• **WHAT IS BEING ASKED**: Give a verbatim quotation of every record.

Records from a data collection:

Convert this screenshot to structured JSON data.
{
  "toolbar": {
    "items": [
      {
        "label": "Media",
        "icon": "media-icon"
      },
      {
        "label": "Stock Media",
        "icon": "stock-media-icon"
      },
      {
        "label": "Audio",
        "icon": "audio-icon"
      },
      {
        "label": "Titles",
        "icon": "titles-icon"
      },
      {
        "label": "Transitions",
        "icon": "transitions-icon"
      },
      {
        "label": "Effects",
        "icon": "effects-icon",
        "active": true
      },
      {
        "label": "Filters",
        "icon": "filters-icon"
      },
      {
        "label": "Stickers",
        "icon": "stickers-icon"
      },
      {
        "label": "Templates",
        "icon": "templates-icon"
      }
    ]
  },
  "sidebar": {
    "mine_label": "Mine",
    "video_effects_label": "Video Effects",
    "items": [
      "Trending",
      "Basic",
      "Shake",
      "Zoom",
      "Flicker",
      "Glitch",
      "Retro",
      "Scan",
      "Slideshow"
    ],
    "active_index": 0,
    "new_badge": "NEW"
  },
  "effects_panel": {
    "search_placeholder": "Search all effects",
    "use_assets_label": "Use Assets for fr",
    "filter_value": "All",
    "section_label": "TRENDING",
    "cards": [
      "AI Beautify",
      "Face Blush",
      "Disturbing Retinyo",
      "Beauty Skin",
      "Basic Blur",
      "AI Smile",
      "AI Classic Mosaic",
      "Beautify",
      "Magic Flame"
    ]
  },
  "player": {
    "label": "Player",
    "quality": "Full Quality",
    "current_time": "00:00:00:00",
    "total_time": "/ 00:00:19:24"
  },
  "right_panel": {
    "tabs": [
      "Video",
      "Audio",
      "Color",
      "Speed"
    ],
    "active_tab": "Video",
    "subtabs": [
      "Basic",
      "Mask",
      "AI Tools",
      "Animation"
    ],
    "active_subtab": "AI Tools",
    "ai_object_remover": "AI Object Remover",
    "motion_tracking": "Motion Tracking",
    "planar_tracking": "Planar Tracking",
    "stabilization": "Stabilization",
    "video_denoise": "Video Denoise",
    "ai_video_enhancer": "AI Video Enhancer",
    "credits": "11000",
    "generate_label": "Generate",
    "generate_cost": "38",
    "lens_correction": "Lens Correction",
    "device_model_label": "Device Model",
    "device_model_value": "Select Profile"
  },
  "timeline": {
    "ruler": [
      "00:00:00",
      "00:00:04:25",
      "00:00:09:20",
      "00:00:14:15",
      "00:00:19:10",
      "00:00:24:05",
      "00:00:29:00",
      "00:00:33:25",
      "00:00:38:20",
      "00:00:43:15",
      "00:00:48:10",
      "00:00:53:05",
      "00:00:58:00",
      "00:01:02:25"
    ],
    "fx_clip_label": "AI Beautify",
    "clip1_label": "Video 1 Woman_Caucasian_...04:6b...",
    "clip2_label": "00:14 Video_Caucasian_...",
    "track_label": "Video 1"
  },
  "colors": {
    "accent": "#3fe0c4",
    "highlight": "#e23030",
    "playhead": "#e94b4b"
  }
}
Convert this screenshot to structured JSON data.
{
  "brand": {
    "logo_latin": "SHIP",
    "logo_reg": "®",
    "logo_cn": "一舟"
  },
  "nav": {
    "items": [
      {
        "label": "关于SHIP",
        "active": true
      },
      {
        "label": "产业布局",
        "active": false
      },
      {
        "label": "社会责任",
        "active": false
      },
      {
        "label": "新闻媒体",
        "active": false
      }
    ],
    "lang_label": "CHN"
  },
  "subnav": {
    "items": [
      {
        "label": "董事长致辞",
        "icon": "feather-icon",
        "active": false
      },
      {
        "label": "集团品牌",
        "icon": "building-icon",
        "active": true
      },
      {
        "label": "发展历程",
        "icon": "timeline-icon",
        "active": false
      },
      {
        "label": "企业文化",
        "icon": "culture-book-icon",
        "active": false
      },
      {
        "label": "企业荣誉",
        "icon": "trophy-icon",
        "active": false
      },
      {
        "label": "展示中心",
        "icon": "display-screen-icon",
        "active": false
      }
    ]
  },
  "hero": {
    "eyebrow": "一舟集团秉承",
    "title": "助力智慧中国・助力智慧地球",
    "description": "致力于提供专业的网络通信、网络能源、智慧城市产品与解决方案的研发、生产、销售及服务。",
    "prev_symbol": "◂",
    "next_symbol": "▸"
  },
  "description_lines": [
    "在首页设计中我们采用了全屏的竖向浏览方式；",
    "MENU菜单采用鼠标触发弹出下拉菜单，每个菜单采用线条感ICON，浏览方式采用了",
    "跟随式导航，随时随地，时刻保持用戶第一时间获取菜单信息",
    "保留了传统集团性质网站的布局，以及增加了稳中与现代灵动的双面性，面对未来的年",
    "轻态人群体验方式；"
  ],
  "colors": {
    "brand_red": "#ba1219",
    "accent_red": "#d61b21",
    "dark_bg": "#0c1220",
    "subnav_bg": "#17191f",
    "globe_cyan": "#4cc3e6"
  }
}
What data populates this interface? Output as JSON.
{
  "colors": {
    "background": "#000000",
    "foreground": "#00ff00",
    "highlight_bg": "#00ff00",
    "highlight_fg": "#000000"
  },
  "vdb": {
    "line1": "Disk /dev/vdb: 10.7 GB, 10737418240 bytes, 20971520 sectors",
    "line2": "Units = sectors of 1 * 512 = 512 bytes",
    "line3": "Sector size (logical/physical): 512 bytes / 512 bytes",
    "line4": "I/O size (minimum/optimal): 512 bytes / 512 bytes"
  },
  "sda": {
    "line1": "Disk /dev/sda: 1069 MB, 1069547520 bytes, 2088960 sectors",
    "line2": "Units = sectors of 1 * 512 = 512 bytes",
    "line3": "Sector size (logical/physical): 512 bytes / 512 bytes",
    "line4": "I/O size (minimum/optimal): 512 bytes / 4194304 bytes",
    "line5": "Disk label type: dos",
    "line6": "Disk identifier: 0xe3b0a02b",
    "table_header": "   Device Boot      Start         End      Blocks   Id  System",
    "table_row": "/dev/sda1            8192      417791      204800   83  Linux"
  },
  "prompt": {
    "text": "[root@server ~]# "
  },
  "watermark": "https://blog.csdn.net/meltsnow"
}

• **EXERCISE ANSWER**:
Convert this screenshot to structured JSON data.
{
  "toolbar": {
    "items": [
      {
        "label": "Media",
        "icon": "media-icon"
      },
      {
        "label": "Stock Media",
        "icon": "stock-media-icon"
      },
      {
        "label": "Audio",
        "icon": "audio-icon"
      },
      {
        "label": "Titles",
        "icon": "titles-icon"
      },
      {
        "label": "Transitions",
        "icon": "transitions-icon"
      },
      {
        "label": "Effects",
        "icon": "effects-icon",
        "active": true
      },
      {
        "label": "Filters",
        "icon": "filters-icon"
      },
      {
        "label": "Stickers",
        "icon": "stickers-icon"
      },
      {
        "label": "Templates",
        "icon": "templates-icon"
      }
    ]
  },
  "sidebar": {
    "mine_label": "Mine",
    "video_effects_label": "Video Effects",
    "items": [
      "Trending",
      "Basic",
      "Shake",
      "Zoom",
      "Flicker",
      "Glitch",
      "Retro",
      "Scan",
      "Slideshow"
    ],
    "active_index": 0,
    "new_badge": "NEW"
  },
  "effects_panel": {
    "search_placeholder": "Search all effects",
    "use_assets_label": "Use Assets for fr",
    "filter_value": "All",
    "section_label": "TRENDING",
    "cards": [
      "AI Beautify",
      "Face Blush",
      "Disturbing Retinyo",
      "Beauty Skin",
      "Basic Blur",
      "AI Smile",
      "AI Classic Mosaic",
      "Beautify",
      "Magic Flame"
    ]
  },
  "player": {
    "label": "Player",
    "quality": "Full Quality",
    "current_time": "00:00:00:00",
    "total_time": "/ 00:00:19:24"
  },
  "right_panel": {
    "tabs": [
      "Video",
      "Audio",
      "Color",
      "Speed"
    ],
    "active_tab": "Video",
    "subtabs": [
      "Basic",
      "Mask",
      "AI Tools",
      "Animation"
    ],
    "active_subtab": "AI Tools",
    "ai_object_remover": "AI Object Remover",
    "motion_tracking": "Motion Tracking",
    "planar_tracking": "Planar Tracking",
    "stabilization": "Stabilization",
    "video_denoise": "Video Denoise",
    "ai_video_enhancer": "AI Video Enhancer",
    "credits": "11000",
    "generate_label": "Generate",
    "generate_cost": "38",
    "lens_correction": "Lens Correction",
    "device_model_label": "Device Model",
    "device_model_value": "Select Profile"
  },
  "timeline": {
    "ruler": [
      "00:00:00",
      "00:00:04:25",
      "00:00:09:20",
      "00:00:14:15",
      "00:00:19:10",
      "00:00:24:05",
      "00:00:29:00",
      "00:00:33:25",
      "00:00:38:20",
      "00:00:43:15",
      "00:00:48:10",
      "00:00:53:05",
      "00:00:58:00",
      "00:01:02:25"
    ],
    "fx_clip_label": "AI Beautify",
    "clip1_label": "Video 1 Woman_Caucasian_...04:6b...",
    "clip2_label": "00:14 Video_Caucasian_...",
    "track_label": "Video 1"
  },
  "colors": {
    "accent": "#3fe0c4",
    "highlight": "#e23030",
    "playhead": "#e94b4b"
  }
}
Convert this screenshot to structured JSON data.
{
  "brand": {
    "logo_latin": "SHIP",
    "logo_reg": "®",
    "logo_cn": "一舟"
  },
  "nav": {
    "items": [
      {
        "label": "关于SHIP",
        "active": true
      },
      {
        "label": "产业布局",
        "active": false
      },
      {
        "label": "社会责任",
        "active": false
      },
      {
        "label": "新闻媒体",
        "active": false
      }
    ],
    "lang_label": "CHN"
  },
  "subnav": {
    "items": [
      {
        "label": "董事长致辞",
        "icon": "feather-icon",
        "active": false
      },
      {
        "label": "集团品牌",
        "icon": "building-icon",
        "active": true
      },
      {
        "label": "发展历程",
        "icon": "timeline-icon",
        "active": false
      },
      {
        "label": "企业文化",
        "icon": "culture-book-icon",
        "active": false
      },
      {
        "label": "企业荣誉",
        "icon": "trophy-icon",
        "active": false
      },
      {
        "label": "展示中心",
        "icon": "display-screen-icon",
        "active": false
      }
    ]
  },
  "hero": {
    "eyebrow": "一舟集团秉承",
    "title": "助力智慧中国・助力智慧地球",
    "description": "致力于提供专业的网络通信、网络能源、智慧城市产品与解决方案的研发、生产、销售及服务。",
    "prev_symbol": "◂",
    "next_symbol": "▸"
  },
  "description_lines": [
    "在首页设计中我们采用了全屏的竖向浏览方式；",
    "MENU菜单采用鼠标触发弹出下拉菜单，每个菜单采用线条感ICON，浏览方式采用了",
    "跟随式导航，随时随地，时刻保持用戶第一时间获取菜单信息",
    "保留了传统集团性质网站的布局，以及增加了稳中与现代灵动的双面性，面对未来的年",
    "轻态人群体验方式；"
  ],
  "colors": {
    "brand_red": "#ba1219",
    "accent_red": "#d61b21",
    "dark_bg": "#0c1220",
    "subnav_bg": "#17191f",
    "globe_cyan": "#4cc3e6"
  }
}
What data populates this interface? Output as JSON.
{
  "colors": {
    "background": "#000000",
    "foreground": "#00ff00",
    "highlight_bg": "#00ff00",
    "highlight_fg": "#000000"
  },
  "vdb": {
    "line1": "Disk /dev/vdb: 10.7 GB, 10737418240 bytes, 20971520 sectors",
    "line2": "Units = sectors of 1 * 512 = 512 bytes",
    "line3": "Sector size (logical/physical): 512 bytes / 512 bytes",
    "line4": "I/O size (minimum/optimal): 512 bytes / 512 bytes"
  },
  "sda": {
    "line1": "Disk /dev/sda: 1069 MB, 1069547520 bytes, 2088960 sectors",
    "line2": "Units = sectors of 1 * 512 = 512 bytes",
    "line3": "Sector size (logical/physical): 512 bytes / 512 bytes",
    "line4": "I/O size (minimum/optimal): 512 bytes / 4194304 bytes",
    "line5": "Disk label type: dos",
    "line6": "Disk identifier: 0xe3b0a02b",
    "table_header": "   Device Boot      Start         End      Blocks   Id  System",
    "table_row": "/dev/sda1            8192      417791      204800   83  Linux"
  },
  "prompt": {
    "text": "[root@server ~]# "
  },
  "watermark": "https://blog.csdn.net/meltsnow"
}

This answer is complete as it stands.